— The records —
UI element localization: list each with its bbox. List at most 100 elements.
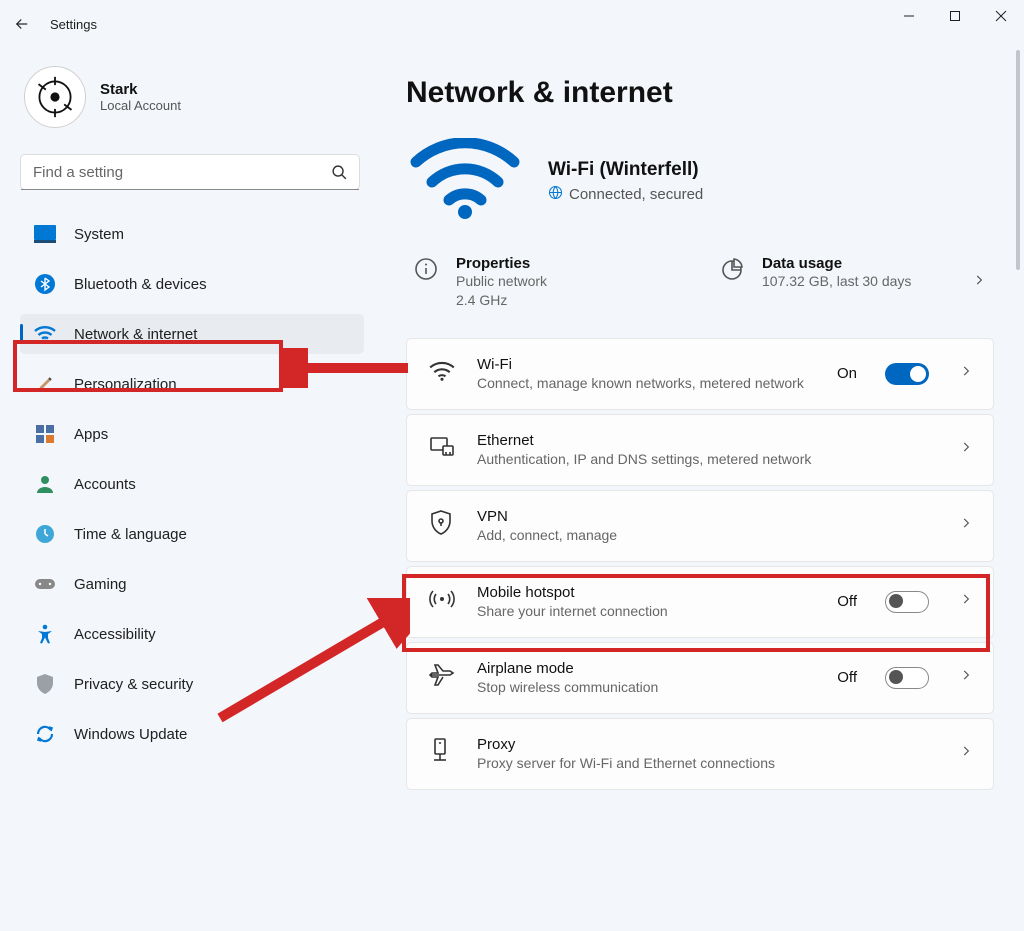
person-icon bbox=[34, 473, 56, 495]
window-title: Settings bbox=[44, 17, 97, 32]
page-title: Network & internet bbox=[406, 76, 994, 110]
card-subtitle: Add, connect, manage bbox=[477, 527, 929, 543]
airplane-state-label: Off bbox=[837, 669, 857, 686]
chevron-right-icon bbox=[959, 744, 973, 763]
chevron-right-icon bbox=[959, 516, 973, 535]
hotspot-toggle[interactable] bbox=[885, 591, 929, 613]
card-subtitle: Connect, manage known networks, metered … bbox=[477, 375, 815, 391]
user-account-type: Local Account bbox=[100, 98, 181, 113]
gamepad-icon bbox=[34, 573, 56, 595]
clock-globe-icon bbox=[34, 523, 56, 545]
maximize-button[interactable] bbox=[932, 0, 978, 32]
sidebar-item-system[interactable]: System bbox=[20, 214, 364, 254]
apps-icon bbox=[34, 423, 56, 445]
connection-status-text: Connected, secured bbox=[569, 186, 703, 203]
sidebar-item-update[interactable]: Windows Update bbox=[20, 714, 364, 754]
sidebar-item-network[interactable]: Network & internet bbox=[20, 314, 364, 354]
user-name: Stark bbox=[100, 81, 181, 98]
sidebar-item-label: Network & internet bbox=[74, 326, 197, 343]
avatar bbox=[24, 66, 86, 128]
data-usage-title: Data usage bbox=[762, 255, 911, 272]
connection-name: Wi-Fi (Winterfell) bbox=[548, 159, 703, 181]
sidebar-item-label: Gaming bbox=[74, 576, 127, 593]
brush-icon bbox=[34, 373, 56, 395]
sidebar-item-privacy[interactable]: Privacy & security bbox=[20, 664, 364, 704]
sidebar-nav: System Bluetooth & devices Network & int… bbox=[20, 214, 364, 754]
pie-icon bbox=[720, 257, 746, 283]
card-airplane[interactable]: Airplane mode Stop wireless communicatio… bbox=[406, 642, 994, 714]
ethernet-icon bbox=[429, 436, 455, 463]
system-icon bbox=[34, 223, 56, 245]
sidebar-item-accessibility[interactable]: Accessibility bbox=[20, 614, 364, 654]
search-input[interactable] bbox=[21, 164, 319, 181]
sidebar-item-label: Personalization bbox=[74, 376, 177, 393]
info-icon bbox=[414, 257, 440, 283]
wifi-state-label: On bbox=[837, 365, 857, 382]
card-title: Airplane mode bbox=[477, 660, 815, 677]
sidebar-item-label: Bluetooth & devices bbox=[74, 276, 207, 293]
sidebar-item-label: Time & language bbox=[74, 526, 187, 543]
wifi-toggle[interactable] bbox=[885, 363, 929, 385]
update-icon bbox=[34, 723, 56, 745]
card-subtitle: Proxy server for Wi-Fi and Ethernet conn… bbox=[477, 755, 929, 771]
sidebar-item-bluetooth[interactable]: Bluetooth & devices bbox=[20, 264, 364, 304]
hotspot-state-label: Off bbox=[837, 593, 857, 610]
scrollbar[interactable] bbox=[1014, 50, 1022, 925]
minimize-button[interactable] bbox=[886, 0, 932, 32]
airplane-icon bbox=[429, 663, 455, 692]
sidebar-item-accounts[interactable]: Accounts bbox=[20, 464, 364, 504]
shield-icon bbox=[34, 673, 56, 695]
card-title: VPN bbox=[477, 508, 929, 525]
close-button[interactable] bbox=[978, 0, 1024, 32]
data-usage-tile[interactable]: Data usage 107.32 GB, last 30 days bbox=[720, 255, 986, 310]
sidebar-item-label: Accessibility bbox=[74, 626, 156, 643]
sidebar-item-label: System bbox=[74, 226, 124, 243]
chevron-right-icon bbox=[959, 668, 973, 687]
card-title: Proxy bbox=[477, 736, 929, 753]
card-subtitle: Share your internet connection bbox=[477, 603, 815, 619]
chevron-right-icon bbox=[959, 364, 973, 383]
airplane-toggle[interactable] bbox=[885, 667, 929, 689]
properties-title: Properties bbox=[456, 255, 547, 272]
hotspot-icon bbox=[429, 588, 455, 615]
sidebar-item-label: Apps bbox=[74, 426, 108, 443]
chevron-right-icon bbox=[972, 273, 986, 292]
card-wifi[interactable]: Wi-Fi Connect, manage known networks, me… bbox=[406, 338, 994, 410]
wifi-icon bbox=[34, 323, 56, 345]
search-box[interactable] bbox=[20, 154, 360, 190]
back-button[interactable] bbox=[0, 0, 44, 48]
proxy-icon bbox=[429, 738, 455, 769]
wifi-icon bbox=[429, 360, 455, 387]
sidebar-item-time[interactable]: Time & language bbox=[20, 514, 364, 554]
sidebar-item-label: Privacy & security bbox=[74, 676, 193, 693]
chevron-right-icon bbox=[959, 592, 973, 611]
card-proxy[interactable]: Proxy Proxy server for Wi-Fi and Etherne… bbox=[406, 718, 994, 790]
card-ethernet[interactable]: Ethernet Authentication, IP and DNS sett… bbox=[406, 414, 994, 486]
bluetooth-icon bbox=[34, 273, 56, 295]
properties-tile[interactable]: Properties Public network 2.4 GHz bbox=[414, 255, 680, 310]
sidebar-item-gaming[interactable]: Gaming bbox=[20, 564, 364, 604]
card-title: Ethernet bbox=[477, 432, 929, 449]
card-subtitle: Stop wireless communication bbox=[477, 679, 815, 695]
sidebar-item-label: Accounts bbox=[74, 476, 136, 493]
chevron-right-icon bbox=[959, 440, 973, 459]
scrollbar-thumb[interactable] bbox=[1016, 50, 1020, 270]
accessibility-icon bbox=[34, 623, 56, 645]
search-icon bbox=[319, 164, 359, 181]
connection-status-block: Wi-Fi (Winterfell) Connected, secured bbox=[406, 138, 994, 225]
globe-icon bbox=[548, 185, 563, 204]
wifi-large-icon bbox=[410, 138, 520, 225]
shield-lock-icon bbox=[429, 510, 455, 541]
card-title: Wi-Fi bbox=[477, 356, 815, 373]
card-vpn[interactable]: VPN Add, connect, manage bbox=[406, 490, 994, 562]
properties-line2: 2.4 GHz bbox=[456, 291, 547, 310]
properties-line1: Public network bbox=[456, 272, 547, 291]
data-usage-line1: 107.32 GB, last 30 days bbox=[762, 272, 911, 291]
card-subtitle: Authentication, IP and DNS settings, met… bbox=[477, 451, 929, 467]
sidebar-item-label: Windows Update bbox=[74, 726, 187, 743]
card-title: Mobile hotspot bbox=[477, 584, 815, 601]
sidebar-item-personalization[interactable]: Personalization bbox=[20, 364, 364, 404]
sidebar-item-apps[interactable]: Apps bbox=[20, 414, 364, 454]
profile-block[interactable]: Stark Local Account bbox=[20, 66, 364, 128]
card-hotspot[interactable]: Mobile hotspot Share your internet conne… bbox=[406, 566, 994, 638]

---

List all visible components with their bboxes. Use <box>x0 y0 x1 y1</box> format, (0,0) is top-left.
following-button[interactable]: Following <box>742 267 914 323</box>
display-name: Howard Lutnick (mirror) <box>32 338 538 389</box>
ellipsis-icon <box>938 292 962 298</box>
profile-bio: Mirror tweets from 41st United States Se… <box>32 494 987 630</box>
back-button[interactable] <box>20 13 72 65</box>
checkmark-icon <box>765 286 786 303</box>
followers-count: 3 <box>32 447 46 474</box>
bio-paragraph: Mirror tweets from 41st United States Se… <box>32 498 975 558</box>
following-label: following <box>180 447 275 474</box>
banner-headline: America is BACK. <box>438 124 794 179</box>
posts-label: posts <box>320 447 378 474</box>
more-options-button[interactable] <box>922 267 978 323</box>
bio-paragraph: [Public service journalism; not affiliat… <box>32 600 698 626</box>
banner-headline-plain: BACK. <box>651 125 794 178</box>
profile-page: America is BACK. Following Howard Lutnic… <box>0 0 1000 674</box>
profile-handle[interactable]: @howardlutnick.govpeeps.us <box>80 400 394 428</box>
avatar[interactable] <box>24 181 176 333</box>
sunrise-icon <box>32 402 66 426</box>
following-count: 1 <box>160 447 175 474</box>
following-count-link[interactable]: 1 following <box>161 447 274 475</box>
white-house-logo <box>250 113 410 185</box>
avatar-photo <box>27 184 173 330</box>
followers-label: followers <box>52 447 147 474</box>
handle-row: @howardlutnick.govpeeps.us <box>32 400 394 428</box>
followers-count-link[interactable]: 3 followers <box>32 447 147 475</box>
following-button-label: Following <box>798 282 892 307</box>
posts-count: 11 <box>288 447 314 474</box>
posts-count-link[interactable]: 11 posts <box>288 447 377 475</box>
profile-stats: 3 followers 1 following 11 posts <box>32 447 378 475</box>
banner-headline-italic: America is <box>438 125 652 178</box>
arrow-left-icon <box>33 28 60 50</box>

— Directive —
Copy the rows between the line containing "List all visible" and the line containing "following-count: 1 <box>160 447 175 474</box>", inclusive, without changing them.

— Exercise result —
List all visible components with their bboxes. Use <box>x0 y0 x1 y1</box> format, (0,0) is top-left.
following-button[interactable]: Following <box>742 267 914 323</box>
display-name: Howard Lutnick (mirror) <box>32 338 538 389</box>
ellipsis-icon <box>938 292 962 298</box>
profile-bio: Mirror tweets from 41st United States Se… <box>32 494 987 630</box>
back-button[interactable] <box>20 13 72 65</box>
checkmark-icon <box>765 286 786 303</box>
followers-count: 3 <box>32 447 46 474</box>
bio-paragraph: Mirror tweets from 41st United States Se… <box>32 498 975 558</box>
following-label: following <box>180 447 275 474</box>
banner-headline: America is BACK. <box>438 124 794 179</box>
posts-label: posts <box>320 447 378 474</box>
more-options-button[interactable] <box>922 267 978 323</box>
bio-paragraph: [Public service journalism; not affiliat… <box>32 600 698 626</box>
banner-headline-plain: BACK. <box>651 125 794 178</box>
profile-page: America is BACK. Following Howard Lutnic… <box>0 0 1000 674</box>
profile-handle[interactable]: @howardlutnick.govpeeps.us <box>80 400 394 428</box>
avatar[interactable] <box>24 181 176 333</box>
sunrise-icon <box>32 402 66 426</box>
following-count: 1 <box>160 447 175 474</box>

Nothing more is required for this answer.